-- Begin MATERIAL SHOWN --
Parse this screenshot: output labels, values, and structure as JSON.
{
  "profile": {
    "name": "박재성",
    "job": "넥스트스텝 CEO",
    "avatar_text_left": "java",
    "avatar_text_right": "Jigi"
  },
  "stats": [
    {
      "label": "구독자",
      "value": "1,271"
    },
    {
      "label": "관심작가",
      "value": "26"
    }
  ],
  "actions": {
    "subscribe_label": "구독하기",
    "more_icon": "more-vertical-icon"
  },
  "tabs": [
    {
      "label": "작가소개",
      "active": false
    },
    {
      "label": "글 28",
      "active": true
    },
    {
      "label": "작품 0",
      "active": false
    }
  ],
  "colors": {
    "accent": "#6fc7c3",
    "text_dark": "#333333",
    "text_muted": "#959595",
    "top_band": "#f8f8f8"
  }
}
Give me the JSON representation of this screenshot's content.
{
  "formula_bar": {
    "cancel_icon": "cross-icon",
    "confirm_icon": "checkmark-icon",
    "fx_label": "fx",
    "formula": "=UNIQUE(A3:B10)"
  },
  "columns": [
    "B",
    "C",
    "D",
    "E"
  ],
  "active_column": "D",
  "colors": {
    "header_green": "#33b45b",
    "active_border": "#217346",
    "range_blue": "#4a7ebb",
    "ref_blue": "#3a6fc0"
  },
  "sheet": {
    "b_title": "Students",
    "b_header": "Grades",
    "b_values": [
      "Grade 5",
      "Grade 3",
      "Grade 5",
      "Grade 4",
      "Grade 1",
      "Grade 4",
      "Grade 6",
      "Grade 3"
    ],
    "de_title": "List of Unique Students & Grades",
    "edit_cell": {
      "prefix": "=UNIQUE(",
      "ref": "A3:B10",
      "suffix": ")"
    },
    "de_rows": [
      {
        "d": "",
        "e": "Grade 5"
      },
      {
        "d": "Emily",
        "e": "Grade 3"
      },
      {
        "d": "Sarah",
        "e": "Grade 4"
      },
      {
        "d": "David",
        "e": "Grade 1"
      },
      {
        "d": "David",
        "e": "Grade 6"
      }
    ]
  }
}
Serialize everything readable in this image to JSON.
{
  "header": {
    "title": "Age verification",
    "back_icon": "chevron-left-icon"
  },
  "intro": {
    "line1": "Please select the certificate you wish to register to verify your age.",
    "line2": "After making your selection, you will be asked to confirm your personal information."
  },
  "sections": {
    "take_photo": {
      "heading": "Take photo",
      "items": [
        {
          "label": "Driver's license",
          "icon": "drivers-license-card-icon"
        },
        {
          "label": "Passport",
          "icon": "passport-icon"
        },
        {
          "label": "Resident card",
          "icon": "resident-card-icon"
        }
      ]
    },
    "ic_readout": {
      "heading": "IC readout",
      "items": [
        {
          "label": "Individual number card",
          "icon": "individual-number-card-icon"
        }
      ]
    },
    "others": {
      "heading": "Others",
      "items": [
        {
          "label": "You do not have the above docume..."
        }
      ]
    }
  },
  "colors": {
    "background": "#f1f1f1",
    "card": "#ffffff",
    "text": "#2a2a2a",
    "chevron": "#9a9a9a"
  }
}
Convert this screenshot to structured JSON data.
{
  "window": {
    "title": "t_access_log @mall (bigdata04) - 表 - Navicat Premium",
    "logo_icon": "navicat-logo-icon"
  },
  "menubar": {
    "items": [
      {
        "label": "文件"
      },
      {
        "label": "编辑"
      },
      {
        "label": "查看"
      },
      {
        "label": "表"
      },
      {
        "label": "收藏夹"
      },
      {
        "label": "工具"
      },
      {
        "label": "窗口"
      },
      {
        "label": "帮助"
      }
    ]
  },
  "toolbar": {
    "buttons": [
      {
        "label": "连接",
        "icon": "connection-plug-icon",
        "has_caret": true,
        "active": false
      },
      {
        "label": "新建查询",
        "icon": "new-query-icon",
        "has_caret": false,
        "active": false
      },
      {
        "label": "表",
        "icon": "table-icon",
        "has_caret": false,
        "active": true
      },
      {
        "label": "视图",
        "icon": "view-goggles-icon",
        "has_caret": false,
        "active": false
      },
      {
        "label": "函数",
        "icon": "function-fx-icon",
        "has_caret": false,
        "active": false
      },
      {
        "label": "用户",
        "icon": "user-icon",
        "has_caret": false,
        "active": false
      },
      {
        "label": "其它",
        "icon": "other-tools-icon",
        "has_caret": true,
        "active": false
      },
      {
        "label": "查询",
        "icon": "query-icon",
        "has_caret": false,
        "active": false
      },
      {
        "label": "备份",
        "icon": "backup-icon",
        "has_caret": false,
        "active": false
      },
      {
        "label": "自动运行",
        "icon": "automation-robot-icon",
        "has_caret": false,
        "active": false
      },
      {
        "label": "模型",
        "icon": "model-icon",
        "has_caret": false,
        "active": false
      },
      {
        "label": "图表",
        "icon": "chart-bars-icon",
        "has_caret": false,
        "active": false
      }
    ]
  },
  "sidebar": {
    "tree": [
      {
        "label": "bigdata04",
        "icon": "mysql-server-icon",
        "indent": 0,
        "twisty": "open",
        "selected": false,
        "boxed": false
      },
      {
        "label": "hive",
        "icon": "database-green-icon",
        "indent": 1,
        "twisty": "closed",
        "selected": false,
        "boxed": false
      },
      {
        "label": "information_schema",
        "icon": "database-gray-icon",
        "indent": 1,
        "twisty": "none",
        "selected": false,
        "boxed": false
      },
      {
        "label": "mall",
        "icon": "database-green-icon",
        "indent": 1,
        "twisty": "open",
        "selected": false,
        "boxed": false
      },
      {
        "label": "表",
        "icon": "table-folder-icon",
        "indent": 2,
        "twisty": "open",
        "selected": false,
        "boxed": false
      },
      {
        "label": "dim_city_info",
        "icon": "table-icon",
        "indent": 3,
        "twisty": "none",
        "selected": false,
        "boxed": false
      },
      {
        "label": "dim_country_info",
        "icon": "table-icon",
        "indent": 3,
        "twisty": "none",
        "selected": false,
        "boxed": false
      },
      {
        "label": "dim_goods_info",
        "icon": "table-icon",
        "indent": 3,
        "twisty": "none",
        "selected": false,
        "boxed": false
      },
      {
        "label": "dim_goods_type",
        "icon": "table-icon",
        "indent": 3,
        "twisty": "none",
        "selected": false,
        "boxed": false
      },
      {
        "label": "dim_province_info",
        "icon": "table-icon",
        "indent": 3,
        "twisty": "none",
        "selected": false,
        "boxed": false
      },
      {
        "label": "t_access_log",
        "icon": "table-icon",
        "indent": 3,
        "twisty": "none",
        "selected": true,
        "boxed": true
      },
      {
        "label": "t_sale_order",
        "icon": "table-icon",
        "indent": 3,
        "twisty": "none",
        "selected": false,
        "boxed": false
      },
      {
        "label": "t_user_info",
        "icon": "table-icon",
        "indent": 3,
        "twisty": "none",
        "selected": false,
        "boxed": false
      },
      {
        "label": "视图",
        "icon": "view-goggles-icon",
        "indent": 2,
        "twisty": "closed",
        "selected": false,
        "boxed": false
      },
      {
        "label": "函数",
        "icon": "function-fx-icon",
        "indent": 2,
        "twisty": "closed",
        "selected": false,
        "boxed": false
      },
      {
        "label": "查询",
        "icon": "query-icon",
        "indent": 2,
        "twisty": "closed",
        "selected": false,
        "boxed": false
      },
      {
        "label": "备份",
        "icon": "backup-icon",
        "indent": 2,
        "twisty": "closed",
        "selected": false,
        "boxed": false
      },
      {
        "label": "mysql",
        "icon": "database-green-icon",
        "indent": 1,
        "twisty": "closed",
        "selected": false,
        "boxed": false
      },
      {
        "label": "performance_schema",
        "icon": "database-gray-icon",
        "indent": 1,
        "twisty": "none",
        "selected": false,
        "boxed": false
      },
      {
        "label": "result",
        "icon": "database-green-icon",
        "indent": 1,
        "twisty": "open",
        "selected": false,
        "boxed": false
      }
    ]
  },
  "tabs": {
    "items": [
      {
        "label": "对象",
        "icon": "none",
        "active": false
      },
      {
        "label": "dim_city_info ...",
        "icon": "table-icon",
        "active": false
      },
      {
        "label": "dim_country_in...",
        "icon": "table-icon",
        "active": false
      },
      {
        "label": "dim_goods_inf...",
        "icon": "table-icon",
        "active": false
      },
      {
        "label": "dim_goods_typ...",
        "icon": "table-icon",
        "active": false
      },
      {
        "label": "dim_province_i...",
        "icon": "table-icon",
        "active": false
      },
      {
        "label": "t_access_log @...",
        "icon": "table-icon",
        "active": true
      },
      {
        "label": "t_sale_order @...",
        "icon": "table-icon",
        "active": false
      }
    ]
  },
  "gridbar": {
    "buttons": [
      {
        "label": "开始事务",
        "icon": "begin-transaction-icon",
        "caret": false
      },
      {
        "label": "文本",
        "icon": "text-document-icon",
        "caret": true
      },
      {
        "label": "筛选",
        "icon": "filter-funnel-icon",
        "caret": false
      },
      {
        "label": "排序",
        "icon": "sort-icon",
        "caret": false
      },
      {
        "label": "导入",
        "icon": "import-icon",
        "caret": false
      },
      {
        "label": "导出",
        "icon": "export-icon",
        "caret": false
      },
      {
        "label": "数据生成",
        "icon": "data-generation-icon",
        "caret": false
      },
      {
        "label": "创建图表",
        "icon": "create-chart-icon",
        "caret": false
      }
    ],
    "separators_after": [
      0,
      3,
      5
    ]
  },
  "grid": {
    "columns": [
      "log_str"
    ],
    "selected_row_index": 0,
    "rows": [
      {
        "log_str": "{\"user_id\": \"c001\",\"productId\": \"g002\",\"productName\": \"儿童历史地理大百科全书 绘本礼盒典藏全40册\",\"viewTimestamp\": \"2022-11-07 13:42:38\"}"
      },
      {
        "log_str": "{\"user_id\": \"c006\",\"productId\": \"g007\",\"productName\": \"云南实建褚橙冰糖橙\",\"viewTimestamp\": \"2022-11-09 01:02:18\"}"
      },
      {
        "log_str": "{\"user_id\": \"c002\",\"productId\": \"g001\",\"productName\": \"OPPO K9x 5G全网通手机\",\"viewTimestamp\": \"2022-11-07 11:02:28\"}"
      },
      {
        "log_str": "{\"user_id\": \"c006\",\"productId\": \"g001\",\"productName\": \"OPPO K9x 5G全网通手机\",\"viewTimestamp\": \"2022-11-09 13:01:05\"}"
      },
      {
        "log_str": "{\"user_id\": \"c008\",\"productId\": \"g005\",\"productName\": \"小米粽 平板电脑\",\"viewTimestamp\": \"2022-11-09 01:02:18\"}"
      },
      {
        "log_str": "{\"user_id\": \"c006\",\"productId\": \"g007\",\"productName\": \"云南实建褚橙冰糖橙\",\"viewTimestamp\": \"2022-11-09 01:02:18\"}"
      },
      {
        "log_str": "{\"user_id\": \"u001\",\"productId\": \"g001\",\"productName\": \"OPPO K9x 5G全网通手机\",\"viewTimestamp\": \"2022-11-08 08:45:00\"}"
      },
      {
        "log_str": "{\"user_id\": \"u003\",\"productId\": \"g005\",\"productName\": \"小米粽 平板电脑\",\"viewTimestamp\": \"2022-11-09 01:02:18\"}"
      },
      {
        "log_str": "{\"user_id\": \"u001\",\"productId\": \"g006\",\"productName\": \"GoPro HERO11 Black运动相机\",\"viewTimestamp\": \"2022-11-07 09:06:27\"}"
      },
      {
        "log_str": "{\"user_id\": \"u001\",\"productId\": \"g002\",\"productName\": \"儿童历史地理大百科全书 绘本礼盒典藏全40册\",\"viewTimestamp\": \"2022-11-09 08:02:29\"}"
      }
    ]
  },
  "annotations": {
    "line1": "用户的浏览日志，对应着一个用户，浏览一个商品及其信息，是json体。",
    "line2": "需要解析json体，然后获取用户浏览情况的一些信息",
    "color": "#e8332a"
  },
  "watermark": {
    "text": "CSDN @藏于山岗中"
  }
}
-- End MATERIAL SHOWN --
## EXERCISE BRIEF:
Each line holding the word "your" counts once; report the total and nothing else.

## WRITTEN REPLY:
2